The request. Which of the lines below contain the string "enable"? Report each such line in full.

===============

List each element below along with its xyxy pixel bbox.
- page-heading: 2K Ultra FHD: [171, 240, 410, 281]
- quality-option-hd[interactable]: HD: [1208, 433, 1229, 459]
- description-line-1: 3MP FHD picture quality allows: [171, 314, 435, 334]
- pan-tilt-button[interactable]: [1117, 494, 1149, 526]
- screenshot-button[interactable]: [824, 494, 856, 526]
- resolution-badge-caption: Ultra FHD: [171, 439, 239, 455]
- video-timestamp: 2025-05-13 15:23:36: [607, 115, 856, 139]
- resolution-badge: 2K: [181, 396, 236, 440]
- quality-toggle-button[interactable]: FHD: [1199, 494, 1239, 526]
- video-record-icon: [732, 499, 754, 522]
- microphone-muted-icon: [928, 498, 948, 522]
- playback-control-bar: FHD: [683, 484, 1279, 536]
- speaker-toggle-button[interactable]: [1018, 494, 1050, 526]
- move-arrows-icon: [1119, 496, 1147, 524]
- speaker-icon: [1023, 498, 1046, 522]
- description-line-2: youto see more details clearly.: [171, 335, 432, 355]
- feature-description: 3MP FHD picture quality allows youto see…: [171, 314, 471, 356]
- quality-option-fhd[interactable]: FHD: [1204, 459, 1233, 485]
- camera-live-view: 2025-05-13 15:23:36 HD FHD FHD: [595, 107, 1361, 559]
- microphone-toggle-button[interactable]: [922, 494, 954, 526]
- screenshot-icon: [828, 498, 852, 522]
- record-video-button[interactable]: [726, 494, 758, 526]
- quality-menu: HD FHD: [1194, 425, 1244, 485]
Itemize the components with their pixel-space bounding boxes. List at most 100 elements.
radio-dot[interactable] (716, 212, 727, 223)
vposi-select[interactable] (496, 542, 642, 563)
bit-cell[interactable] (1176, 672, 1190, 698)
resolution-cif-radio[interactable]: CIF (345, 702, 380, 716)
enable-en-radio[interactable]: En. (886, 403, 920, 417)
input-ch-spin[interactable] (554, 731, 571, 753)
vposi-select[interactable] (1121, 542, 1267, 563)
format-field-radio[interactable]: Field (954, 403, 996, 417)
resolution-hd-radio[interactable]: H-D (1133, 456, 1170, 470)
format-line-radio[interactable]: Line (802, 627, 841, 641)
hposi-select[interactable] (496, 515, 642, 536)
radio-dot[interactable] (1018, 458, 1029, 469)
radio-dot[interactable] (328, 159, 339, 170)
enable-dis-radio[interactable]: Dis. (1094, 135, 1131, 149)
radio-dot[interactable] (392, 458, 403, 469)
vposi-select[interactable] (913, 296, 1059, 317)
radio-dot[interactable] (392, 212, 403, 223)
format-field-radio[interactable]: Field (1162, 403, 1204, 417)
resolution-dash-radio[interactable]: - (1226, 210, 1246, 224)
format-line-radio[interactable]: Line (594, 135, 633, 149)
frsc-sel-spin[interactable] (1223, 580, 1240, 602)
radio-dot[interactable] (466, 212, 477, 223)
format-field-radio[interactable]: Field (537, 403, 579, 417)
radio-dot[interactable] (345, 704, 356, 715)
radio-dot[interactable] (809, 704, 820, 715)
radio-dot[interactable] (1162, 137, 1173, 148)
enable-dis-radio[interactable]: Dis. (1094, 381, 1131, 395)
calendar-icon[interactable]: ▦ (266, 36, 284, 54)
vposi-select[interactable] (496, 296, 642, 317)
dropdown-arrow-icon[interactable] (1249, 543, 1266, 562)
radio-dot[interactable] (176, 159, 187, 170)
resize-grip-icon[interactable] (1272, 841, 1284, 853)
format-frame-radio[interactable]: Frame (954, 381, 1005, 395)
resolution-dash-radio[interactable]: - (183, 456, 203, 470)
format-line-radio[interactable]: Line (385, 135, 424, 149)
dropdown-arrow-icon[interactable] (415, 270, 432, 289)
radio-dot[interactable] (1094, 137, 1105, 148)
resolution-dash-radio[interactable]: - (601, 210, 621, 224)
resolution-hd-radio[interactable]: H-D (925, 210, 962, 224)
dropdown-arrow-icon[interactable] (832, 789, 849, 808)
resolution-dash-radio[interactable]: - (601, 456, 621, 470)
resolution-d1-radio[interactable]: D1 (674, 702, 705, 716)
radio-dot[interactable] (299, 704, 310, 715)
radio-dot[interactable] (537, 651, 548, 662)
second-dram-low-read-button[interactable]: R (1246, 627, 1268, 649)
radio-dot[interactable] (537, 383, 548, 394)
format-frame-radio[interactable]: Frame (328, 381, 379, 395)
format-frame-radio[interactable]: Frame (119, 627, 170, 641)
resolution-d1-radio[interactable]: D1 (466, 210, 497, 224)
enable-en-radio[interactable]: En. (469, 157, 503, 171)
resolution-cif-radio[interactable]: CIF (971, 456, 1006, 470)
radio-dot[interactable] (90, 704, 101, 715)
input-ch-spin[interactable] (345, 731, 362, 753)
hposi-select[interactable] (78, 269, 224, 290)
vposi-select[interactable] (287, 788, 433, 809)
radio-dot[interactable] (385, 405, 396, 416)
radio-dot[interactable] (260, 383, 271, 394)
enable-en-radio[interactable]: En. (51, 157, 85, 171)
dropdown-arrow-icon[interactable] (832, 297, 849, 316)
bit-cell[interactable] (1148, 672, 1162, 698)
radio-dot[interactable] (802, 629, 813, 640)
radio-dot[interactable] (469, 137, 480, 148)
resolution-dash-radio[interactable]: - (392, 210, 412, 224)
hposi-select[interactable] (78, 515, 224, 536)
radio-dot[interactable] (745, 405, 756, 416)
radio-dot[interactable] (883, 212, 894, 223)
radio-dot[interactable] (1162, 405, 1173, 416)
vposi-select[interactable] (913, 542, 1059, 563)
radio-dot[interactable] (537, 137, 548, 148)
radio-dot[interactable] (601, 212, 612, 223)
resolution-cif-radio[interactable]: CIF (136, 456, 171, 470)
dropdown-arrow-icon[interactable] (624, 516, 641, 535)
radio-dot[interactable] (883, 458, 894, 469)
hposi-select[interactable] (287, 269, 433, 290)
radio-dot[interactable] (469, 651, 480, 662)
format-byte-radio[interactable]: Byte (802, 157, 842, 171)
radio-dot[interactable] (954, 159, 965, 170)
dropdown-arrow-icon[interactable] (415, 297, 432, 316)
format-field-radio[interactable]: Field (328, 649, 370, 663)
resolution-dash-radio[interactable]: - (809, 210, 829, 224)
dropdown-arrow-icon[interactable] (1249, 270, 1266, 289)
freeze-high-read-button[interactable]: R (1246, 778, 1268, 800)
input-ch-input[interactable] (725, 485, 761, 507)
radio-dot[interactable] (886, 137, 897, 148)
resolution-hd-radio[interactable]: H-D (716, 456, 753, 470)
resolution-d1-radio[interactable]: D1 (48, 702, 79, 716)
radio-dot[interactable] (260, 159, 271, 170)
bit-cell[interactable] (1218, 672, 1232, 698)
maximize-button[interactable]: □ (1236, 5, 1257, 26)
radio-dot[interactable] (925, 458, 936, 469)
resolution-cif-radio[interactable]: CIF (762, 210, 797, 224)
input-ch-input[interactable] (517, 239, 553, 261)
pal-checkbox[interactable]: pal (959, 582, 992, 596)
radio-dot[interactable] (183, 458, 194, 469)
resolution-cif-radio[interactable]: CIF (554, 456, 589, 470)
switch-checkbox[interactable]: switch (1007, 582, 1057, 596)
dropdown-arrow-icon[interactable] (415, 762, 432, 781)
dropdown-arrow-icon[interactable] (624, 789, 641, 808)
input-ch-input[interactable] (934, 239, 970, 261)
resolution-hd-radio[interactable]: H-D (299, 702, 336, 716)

===============

Response.
enable-en-radio[interactable]: En. (886, 403, 920, 417)
enable-dis-radio[interactable]: Dis. (1094, 135, 1131, 149)
enable-dis-radio[interactable]: Dis. (1094, 381, 1131, 395)
enable-en-radio[interactable]: En. (469, 157, 503, 171)
enable-en-radio[interactable]: En. (51, 157, 85, 171)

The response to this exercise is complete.